Problem to solve: Write the material out again exactly as it stands.
* Begin Data rows *
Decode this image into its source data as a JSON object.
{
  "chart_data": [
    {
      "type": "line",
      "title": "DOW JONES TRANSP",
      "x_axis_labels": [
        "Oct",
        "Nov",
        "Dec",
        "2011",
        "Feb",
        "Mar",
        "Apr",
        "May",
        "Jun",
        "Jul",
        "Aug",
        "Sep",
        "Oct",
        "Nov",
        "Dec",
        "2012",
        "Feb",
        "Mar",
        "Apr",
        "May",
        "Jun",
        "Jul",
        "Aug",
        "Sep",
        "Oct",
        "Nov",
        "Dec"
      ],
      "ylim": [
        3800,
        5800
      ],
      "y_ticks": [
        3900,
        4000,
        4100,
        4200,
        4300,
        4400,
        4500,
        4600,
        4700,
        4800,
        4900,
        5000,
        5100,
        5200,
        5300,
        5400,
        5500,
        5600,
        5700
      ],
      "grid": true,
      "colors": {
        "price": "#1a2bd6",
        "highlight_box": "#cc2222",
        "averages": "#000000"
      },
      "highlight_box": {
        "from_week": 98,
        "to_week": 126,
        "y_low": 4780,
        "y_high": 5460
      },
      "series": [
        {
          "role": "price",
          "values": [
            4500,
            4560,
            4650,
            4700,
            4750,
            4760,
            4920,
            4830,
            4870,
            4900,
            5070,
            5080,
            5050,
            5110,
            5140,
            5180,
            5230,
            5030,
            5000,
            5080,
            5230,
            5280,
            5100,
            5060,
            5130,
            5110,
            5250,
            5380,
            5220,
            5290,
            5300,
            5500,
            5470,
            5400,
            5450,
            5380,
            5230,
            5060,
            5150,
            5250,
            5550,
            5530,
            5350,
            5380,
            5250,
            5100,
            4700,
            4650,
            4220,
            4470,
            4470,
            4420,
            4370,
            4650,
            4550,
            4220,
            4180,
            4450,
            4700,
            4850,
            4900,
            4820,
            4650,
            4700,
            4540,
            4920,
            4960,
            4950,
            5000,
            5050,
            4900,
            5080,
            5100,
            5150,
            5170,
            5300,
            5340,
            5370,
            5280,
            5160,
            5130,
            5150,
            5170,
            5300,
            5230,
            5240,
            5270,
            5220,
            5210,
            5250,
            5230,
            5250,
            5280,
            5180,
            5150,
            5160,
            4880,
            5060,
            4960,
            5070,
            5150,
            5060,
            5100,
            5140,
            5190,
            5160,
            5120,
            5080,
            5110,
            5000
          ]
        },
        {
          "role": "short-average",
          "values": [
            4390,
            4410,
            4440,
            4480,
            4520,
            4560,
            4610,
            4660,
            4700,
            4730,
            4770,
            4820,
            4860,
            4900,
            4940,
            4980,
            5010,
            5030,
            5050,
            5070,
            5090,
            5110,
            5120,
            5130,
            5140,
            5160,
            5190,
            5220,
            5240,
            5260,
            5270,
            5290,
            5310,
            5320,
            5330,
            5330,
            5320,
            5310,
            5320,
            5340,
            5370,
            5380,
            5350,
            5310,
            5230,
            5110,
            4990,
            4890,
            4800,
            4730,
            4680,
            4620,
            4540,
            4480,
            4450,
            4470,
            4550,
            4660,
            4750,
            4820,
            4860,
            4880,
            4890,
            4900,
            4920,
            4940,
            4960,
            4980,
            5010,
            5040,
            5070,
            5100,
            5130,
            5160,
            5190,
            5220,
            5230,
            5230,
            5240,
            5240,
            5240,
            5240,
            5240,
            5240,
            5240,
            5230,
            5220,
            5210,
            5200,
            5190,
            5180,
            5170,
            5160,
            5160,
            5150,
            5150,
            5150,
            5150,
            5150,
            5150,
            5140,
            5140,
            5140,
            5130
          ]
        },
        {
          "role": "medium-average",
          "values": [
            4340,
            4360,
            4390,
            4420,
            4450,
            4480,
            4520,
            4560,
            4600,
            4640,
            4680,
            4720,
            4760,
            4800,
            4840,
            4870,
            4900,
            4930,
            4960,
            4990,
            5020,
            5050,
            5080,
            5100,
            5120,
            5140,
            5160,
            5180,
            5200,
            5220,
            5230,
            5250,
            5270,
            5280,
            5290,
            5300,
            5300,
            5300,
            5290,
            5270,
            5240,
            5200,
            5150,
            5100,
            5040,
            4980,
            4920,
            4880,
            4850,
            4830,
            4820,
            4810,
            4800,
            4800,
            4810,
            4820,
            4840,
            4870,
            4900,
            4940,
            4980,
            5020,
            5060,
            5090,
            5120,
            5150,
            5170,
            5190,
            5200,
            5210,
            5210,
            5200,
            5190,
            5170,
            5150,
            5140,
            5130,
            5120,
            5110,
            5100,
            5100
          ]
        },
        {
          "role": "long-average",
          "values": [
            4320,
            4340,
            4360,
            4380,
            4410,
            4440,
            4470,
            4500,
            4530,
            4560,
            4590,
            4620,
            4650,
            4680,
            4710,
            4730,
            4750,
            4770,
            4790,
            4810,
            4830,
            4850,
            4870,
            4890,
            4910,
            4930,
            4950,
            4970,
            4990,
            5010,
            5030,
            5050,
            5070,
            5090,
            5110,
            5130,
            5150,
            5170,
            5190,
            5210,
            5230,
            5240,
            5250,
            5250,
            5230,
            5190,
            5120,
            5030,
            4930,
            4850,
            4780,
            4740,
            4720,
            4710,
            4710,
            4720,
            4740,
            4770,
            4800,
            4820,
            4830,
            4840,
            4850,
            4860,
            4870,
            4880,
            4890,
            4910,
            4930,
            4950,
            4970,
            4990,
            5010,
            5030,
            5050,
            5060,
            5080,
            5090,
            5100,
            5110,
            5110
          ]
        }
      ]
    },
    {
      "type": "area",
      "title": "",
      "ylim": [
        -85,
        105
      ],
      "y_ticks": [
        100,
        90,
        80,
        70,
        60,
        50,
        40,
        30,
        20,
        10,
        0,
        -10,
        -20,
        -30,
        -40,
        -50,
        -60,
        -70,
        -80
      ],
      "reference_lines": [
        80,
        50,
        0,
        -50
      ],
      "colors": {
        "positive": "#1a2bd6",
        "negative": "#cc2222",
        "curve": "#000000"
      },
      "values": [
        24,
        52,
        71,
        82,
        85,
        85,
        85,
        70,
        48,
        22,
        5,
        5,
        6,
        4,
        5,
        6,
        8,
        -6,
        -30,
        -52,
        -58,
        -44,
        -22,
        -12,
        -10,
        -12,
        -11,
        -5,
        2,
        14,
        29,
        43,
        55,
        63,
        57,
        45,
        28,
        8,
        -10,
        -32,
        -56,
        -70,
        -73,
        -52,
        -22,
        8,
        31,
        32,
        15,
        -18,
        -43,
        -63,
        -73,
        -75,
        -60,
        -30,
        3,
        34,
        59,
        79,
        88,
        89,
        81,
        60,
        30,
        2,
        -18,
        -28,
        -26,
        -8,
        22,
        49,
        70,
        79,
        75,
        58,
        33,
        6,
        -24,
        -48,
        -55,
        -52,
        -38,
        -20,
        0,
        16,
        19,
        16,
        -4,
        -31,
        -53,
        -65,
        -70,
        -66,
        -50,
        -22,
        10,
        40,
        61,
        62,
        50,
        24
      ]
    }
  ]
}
* End Data rows *
Complete answer:
Decode this image into its source data as a JSON object.
{
  "chart_data": [
    {
      "type": "line",
      "title": "DOW JONES TRANSP",
      "x_axis_labels": [
        "Oct",
        "Nov",
        "Dec",
        "2011",
        "Feb",
        "Mar",
        "Apr",
        "May",
        "Jun",
        "Jul",
        "Aug",
        "Sep",
        "Oct",
        "Nov",
        "Dec",
        "2012",
        "Feb",
        "Mar",
        "Apr",
        "May",
        "Jun",
        "Jul",
        "Aug",
        "Sep",
        "Oct",
        "Nov",
        "Dec"
      ],
      "ylim": [
        3800,
        5800
      ],
      "y_ticks": [
        3900,
        4000,
        4100,
        4200,
        4300,
        4400,
        4500,
        4600,
        4700,
        4800,
        4900,
        5000,
        5100,
        5200,
        5300,
        5400,
        5500,
        5600,
        5700
      ],
      "grid": true,
      "colors": {
        "price": "#1a2bd6",
        "highlight_box": "#cc2222",
        "averages": "#000000"
      },
      "highlight_box": {
        "from_week": 98,
        "to_week": 126,
        "y_low": 4780,
        "y_high": 5460
      },
      "series": [
        {
          "role": "price",
          "values": [
            4500,
            4560,
            4650,
            4700,
            4750,
            4760,
            4920,
            4830,
            4870,
            4900,
            5070,
            5080,
            5050,
            5110,
            5140,
            5180,
            5230,
            5030,
            5000,
            5080,
            5230,
            5280,
            5100,
            5060,
            5130,
            5110,
            5250,
            5380,
            5220,
            5290,
            5300,
            5500,
            5470,
            5400,
            5450,
            5380,
            5230,
            5060,
            5150,
            5250,
            5550,
            5530,
            5350,
            5380,
            5250,
            5100,
            4700,
            4650,
            4220,
            4470,
            4470,
            4420,
            4370,
            4650,
            4550,
            4220,
            4180,
            4450,
            4700,
            4850,
            4900,
            4820,
            4650,
            4700,
            4540,
            4920,
            4960,
            4950,
            5000,
            5050,
            4900,
            5080,
            5100,
            5150,
            5170,
            5300,
            5340,
            5370,
            5280,
            5160,
            5130,
            5150,
            5170,
            5300,
            5230,
            5240,
            5270,
            5220,
            5210,
            5250,
            5230,
            5250,
            5280,
            5180,
            5150,
            5160,
            4880,
            5060,
            4960,
            5070,
            5150,
            5060,
            5100,
            5140,
            5190,
            5160,
            5120,
            5080,
            5110,
            5000
          ]
        },
        {
          "role": "short-average",
          "values": [
            4390,
            4410,
            4440,
            4480,
            4520,
            4560,
            4610,
            4660,
            4700,
            4730,
            4770,
            4820,
            4860,
            4900,
            4940,
            4980,
            5010,
            5030,
            5050,
            5070,
            5090,
            5110,
            5120,
            5130,
            5140,
            5160,
            5190,
            5220,
            5240,
            5260,
            5270,
            5290,
            5310,
            5320,
            5330,
            5330,
            5320,
            5310,
            5320,
            5340,
            5370,
            5380,
            5350,
            5310,
            5230,
            5110,
            4990,
            4890,
            4800,
            4730,
            4680,
            4620,
            4540,
            4480,
            4450,
            4470,
            4550,
            4660,
            4750,
            4820,
            4860,
            4880,
            4890,
            4900,
            4920,
            4940,
            4960,
            4980,
            5010,
            5040,
            5070,
            5100,
            5130,
            5160,
            5190,
            5220,
            5230,
            5230,
            5240,
            5240,
            5240,
            5240,
            5240,
            5240,
            5240,
            5230,
            5220,
            5210,
            5200,
            5190,
            5180,
            5170,
            5160,
            5160,
            5150,
            5150,
            5150,
            5150,
            5150,
            5150,
            5140,
            5140,
            5140,
            5130
          ]
        },
        {
          "role": "medium-average",
          "values": [
            4340,
            4360,
            4390,
            4420,
            4450,
            4480,
            4520,
            4560,
            4600,
            4640,
            4680,
            4720,
            4760,
            4800,
            4840,
            4870,
            4900,
            4930,
            4960,
            4990,
            5020,
            5050,
            5080,
            5100,
            5120,
            5140,
            5160,
            5180,
            5200,
            5220,
            5230,
            5250,
            5270,
            5280,
            5290,
            5300,
            5300,
            5300,
            5290,
            5270,
            5240,
            5200,
            5150,
            5100,
            5040,
            4980,
            4920,
            4880,
            4850,
            4830,
            4820,
            4810,
            4800,
            4800,
            4810,
            4820,
            4840,
            4870,
            4900,
            4940,
            4980,
            5020,
            5060,
            5090,
            5120,
            5150,
            5170,
            5190,
            5200,
            5210,
            5210,
            5200,
            5190,
            5170,
            5150,
            5140,
            5130,
            5120,
            5110,
            5100,
            5100
          ]
        },
        {
          "role": "long-average",
          "values": [
            4320,
            4340,
            4360,
            4380,
            4410,
            4440,
            4470,
            4500,
            4530,
            4560,
            4590,
            4620,
            4650,
            4680,
            4710,
            4730,
            4750,
            4770,
            4790,
            4810,
            4830,
            4850,
            4870,
            4890,
            4910,
            4930,
            4950,
            4970,
            4990,
            5010,
            5030,
            5050,
            5070,
            5090,
            5110,
            5130,
            5150,
            5170,
            5190,
            5210,
            5230,
            5240,
            5250,
            5250,
            5230,
            5190,
            5120,
            5030,
            4930,
            4850,
            4780,
            4740,
            4720,
            4710,
            4710,
            4720,
            4740,
            4770,
            4800,
            4820,
            4830,
            4840,
            4850,
            4860,
            4870,
            4880,
            4890,
            4910,
            4930,
            4950,
            4970,
            4990,
            5010,
            5030,
            5050,
            5060,
            5080,
            5090,
            5100,
            5110,
            5110
          ]
        }
      ]
    },
    {
      "type": "area",
      "title": "",
      "ylim": [
        -85,
        105
      ],
      "y_ticks": [
        100,
        90,
        80,
        70,
        60,
        50,
        40,
        30,
        20,
        10,
        0,
        -10,
        -20,
        -30,
        -40,
        -50,
        -60,
        -70,
        -80
      ],
      "reference_lines": [
        80,
        50,
        0,
        -50
      ],
      "colors": {
        "positive": "#1a2bd6",
        "negative": "#cc2222",
        "curve": "#000000"
      },
      "values": [
        24,
        52,
        71,
        82,
        85,
        85,
        85,
        70,
        48,
        22,
        5,
        5,
        6,
        4,
        5,
        6,
        8,
        -6,
        -30,
        -52,
        -58,
        -44,
        -22,
        -12,
        -10,
        -12,
        -11,
        -5,
        2,
        14,
        29,
        43,
        55,
        63,
        57,
        45,
        28,
        8,
        -10,
        -32,
        -56,
        -70,
        -73,
        -52,
        -22,
        8,
        31,
        32,
        15,
        -18,
        -43,
        -63,
        -73,
        -75,
        -60,
        -30,
        3,
        34,
        59,
        79,
        88,
        89,
        81,
        60,
        30,
        2,
        -18,
        -28,
        -26,
        -8,
        22,
        49,
        70,
        79,
        75,
        58,
        33,
        6,
        -24,
        -48,
        -55,
        -52,
        -38,
        -20,
        0,
        16,
        19,
        16,
        -4,
        -31,
        -53,
        -65,
        -70,
        -66,
        -50,
        -22,
        10,
        40,
        61,
        62,
        50,
        24
      ]
    }
  ]
}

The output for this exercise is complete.